- _WRITTEN TASK_:
In the material below, find every line with "pueblos" and pull it out.

[Saved entries]
+ + + + +

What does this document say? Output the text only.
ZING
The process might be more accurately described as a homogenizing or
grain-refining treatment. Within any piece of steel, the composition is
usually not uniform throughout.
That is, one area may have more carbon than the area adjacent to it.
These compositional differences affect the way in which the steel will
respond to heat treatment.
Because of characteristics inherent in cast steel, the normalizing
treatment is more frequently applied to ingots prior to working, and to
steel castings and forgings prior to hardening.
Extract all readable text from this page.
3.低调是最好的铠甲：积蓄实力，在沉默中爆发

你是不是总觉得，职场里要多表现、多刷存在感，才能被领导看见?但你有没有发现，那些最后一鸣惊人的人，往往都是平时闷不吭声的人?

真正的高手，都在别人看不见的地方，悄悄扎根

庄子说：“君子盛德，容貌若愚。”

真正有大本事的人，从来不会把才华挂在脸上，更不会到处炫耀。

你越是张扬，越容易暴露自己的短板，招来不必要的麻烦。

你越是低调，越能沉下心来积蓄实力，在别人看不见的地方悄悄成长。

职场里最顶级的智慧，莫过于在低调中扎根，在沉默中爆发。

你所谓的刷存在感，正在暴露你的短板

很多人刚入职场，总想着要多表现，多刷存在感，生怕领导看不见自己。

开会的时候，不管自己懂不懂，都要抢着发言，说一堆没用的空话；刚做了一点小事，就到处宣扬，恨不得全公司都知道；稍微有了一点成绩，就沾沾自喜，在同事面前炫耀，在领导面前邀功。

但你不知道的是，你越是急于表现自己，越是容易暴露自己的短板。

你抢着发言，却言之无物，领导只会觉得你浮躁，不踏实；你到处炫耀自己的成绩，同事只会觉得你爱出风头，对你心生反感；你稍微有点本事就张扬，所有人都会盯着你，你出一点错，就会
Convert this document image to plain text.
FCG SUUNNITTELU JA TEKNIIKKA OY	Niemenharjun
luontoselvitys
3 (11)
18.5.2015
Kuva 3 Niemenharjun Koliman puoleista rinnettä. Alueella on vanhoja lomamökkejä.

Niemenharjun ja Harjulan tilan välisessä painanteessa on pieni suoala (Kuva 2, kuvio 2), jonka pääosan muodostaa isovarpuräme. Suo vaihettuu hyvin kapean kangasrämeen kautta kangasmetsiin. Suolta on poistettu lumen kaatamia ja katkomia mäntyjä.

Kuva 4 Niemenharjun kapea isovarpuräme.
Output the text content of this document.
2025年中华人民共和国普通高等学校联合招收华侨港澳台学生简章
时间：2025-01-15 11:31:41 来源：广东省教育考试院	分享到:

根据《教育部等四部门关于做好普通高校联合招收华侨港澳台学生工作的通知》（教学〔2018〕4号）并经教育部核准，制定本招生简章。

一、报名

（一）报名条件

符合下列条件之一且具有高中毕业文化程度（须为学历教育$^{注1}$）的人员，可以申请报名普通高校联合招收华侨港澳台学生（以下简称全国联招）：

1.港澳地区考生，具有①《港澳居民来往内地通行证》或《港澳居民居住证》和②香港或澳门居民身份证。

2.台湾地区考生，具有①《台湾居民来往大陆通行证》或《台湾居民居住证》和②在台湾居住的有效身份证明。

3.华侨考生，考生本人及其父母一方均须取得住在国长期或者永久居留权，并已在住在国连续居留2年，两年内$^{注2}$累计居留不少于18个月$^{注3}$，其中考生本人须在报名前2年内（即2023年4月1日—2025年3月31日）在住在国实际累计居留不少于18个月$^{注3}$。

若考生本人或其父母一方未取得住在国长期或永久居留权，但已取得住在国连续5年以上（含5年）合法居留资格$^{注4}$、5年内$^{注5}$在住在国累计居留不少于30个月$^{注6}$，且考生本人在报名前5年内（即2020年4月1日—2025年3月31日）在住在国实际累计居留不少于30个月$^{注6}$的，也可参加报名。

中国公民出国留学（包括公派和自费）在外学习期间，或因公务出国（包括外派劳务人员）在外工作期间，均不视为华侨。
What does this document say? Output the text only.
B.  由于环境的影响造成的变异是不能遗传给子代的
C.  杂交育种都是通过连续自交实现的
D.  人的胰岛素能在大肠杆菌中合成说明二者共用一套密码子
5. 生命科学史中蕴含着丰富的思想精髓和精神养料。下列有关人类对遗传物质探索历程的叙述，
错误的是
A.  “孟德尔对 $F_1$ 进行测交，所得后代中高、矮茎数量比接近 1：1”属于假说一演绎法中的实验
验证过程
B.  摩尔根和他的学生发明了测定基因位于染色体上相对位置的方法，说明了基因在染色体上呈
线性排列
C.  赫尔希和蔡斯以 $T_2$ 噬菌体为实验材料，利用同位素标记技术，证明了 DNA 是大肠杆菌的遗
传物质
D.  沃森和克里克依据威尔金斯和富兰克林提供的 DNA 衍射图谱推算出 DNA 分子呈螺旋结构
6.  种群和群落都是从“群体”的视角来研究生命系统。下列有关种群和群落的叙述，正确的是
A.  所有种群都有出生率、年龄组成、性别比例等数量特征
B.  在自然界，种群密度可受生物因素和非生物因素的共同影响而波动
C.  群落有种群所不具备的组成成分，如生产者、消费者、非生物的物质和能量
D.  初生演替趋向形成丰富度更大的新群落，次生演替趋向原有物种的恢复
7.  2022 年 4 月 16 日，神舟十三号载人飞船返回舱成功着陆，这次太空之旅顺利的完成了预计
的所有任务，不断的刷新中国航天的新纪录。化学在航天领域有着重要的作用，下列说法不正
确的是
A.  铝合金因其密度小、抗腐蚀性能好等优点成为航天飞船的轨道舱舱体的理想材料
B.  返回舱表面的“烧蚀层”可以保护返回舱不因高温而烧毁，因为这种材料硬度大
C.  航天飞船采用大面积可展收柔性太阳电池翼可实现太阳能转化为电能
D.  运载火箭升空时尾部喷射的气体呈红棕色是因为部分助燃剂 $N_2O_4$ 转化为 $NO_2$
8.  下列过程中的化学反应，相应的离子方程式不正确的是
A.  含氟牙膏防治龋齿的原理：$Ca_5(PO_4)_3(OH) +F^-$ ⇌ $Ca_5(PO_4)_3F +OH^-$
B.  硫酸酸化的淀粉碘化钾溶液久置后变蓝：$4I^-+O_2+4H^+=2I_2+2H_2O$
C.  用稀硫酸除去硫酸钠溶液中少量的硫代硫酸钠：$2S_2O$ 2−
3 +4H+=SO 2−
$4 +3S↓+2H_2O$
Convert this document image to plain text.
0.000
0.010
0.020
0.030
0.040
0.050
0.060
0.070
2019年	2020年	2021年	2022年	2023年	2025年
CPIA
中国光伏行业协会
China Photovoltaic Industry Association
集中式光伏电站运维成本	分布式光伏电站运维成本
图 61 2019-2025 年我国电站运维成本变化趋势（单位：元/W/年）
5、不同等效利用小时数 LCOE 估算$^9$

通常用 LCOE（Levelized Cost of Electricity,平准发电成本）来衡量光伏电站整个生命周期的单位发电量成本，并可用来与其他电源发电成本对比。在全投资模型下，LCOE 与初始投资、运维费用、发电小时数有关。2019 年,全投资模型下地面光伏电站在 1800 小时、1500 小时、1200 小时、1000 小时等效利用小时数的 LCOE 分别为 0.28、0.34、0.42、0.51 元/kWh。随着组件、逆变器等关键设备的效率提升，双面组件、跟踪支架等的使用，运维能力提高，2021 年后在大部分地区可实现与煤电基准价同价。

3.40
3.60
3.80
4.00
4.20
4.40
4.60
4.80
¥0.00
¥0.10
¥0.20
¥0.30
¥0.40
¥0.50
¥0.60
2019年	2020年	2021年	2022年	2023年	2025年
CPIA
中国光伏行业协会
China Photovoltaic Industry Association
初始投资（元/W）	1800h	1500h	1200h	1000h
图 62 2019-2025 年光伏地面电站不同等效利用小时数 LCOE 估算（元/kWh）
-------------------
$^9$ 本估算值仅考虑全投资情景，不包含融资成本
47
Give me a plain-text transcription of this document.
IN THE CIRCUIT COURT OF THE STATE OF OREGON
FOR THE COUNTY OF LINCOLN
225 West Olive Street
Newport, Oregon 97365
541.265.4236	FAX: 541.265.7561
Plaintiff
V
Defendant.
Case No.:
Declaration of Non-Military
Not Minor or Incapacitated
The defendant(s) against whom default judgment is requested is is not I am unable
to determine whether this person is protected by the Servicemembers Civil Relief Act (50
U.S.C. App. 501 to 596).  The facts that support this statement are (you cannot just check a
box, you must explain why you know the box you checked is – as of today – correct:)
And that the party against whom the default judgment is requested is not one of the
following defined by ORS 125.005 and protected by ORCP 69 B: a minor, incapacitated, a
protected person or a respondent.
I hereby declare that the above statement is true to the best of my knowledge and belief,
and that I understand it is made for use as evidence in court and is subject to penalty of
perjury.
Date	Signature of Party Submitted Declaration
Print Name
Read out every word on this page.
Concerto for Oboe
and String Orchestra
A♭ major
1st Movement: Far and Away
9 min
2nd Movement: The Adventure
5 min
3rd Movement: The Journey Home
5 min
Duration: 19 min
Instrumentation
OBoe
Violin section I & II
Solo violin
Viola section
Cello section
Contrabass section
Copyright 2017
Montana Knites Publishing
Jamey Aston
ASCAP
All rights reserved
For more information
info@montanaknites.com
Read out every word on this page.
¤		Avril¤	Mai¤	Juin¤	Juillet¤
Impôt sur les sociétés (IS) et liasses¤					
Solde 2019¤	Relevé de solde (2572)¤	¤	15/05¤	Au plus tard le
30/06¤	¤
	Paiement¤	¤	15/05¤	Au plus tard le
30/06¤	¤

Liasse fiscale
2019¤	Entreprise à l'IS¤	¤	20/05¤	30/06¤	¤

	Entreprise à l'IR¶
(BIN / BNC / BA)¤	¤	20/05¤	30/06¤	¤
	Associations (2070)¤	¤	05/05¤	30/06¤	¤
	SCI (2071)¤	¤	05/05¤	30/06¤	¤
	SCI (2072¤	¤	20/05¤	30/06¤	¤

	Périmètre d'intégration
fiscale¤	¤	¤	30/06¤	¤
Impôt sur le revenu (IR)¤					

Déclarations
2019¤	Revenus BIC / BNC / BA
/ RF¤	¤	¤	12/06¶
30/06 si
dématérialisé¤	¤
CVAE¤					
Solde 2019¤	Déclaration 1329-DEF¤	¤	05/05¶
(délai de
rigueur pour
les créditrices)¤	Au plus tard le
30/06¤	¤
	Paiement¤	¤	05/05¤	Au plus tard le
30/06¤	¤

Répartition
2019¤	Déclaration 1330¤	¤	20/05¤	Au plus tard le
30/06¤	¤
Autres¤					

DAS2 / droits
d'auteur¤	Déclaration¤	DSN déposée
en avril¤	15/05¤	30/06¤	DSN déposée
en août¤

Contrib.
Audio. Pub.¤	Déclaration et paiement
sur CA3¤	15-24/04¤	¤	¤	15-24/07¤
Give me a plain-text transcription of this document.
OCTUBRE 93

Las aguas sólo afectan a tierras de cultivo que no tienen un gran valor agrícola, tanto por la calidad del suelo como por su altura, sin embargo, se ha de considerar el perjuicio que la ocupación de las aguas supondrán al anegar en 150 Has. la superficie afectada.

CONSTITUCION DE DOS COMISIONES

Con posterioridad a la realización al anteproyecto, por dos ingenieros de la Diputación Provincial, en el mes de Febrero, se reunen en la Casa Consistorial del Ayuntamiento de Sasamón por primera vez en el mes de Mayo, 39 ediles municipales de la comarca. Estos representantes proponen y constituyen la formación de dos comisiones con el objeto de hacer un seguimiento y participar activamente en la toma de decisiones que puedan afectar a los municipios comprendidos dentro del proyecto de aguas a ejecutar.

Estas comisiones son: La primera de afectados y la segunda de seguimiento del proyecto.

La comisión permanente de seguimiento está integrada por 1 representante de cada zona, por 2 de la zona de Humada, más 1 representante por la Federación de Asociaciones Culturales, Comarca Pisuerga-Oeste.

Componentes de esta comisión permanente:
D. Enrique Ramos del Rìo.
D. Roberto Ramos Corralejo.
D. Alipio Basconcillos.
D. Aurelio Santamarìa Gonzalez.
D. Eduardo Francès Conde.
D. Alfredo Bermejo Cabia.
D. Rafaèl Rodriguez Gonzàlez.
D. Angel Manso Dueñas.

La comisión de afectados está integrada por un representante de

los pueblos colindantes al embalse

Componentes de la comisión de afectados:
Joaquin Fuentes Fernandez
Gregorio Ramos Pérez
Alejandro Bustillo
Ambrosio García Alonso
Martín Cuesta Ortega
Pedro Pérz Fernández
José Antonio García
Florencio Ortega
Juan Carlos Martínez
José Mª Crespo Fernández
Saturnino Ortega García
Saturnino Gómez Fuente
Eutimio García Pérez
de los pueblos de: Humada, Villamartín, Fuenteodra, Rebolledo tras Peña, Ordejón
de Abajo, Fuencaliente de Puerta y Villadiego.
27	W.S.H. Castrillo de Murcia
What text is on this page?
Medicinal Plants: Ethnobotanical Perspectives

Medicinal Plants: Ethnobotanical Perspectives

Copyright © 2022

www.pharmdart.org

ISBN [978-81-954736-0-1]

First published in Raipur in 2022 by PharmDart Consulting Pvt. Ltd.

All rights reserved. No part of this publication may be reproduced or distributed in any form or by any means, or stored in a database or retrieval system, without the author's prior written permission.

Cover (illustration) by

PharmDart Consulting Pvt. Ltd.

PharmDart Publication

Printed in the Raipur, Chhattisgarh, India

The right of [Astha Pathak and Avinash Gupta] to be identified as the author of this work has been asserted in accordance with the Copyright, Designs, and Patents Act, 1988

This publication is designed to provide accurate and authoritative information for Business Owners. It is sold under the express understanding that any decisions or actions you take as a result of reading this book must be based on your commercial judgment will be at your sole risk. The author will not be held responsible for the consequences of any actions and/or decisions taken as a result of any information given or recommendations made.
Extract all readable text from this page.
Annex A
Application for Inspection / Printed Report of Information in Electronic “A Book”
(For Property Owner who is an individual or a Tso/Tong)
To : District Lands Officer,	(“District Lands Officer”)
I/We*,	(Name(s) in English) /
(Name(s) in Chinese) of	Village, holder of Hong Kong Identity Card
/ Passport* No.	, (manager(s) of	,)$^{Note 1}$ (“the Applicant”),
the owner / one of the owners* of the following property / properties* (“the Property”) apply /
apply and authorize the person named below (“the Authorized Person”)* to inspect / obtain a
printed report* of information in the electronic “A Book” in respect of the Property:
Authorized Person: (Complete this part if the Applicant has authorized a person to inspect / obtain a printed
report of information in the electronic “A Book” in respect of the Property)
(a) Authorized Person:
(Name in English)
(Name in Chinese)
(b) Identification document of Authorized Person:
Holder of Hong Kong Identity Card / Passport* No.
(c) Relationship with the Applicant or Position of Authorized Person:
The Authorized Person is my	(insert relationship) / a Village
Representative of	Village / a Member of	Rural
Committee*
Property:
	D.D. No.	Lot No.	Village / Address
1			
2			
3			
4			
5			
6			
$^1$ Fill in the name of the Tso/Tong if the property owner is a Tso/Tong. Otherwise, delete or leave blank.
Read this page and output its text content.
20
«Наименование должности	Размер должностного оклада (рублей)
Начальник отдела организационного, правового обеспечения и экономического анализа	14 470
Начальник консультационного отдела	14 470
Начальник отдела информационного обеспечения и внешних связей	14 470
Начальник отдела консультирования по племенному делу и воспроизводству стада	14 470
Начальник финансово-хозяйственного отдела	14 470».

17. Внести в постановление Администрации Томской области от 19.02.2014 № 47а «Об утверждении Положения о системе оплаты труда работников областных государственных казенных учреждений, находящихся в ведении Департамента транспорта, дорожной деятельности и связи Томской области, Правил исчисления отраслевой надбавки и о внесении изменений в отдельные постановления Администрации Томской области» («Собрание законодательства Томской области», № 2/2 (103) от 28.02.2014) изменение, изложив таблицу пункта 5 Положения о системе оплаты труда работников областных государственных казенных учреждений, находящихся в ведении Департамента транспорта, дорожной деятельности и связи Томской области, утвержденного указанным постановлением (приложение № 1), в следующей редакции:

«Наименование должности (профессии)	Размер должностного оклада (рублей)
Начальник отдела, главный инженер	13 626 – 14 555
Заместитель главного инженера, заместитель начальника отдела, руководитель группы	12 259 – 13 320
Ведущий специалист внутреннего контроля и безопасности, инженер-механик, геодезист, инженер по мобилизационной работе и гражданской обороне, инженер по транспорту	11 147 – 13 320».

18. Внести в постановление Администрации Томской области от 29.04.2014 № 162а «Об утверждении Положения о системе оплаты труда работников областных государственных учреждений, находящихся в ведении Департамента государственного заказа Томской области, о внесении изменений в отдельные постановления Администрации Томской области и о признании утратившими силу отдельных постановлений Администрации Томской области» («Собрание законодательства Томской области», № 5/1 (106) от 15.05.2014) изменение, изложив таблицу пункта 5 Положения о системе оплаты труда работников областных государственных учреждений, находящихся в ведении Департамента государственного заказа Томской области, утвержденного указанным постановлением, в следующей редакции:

+ + + + +

- _FULL ANSWER_:
los pueblos colindantes al embalse
de los pueblos de: Humada, Villamartín, Fuenteodra, Rebolledo tras Peña, Ordejón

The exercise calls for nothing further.